» **Do this**
Which lines below hold the word "distribution"? Copy all of them.
>>
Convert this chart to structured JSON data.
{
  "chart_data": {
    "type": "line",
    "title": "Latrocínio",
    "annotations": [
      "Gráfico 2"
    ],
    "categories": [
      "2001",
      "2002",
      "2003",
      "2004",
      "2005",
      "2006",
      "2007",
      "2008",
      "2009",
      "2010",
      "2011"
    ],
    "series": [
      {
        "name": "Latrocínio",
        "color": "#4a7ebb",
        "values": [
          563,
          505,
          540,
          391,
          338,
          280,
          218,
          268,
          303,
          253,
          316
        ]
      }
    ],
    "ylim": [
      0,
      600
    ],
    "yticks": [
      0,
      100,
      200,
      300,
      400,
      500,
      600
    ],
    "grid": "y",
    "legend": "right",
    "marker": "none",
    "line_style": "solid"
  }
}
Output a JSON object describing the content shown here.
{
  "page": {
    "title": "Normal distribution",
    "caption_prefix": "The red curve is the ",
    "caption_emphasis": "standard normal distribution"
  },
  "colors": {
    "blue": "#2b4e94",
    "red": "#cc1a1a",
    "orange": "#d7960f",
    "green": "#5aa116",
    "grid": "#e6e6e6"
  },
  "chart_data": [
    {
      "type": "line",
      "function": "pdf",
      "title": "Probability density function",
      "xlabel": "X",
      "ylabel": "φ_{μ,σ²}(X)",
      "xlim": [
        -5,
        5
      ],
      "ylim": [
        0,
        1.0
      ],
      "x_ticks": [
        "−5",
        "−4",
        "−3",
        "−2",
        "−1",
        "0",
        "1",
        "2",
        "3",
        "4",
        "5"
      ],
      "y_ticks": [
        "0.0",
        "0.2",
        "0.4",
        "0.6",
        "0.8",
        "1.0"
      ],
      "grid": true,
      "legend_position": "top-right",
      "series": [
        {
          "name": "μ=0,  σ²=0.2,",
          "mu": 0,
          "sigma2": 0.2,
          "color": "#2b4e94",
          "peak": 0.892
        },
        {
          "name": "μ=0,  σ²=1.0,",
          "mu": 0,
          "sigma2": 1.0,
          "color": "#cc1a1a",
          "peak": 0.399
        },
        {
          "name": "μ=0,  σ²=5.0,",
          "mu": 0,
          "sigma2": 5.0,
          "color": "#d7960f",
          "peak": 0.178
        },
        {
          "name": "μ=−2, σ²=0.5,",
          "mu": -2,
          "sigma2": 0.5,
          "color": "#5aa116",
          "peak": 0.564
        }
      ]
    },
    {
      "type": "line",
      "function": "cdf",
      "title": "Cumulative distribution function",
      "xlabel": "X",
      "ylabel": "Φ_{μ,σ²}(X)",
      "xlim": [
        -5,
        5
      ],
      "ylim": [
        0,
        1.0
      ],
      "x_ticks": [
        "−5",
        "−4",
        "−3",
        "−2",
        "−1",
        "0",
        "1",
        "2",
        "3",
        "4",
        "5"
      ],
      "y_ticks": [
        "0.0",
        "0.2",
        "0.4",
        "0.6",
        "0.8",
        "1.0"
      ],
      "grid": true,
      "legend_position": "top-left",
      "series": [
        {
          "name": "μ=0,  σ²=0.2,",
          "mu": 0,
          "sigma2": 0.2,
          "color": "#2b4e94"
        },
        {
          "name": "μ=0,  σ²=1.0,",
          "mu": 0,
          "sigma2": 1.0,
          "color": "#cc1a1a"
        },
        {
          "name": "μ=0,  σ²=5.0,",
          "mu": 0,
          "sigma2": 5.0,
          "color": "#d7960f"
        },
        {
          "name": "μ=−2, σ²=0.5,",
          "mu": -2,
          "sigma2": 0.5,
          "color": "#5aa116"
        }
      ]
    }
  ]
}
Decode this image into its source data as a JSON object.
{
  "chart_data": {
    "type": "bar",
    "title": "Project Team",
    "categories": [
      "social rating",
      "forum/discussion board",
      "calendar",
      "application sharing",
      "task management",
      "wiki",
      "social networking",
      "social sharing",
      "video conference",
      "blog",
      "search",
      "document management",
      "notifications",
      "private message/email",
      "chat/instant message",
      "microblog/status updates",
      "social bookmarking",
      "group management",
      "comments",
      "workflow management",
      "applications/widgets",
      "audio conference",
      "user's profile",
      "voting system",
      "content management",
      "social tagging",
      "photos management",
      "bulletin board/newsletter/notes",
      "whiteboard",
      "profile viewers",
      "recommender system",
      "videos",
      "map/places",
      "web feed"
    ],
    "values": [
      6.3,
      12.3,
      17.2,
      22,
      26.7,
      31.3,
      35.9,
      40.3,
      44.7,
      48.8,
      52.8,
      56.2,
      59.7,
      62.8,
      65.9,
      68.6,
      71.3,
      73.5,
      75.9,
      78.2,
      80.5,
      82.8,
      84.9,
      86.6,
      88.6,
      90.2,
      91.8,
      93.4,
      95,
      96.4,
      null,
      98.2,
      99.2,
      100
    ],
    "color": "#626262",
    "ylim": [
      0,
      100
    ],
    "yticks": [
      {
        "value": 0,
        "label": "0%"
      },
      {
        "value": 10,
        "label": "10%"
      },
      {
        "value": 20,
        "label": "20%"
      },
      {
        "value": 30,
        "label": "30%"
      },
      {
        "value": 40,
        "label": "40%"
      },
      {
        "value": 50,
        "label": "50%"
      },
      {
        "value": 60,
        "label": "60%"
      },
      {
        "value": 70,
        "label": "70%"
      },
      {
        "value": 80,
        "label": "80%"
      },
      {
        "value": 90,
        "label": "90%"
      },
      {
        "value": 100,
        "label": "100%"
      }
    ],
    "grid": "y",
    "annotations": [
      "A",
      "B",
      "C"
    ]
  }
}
<<
» **Exercise output**
    "title": "Normal distribution",
    "caption_emphasis": "standard normal distribution"
      "title": "Cumulative distribution function",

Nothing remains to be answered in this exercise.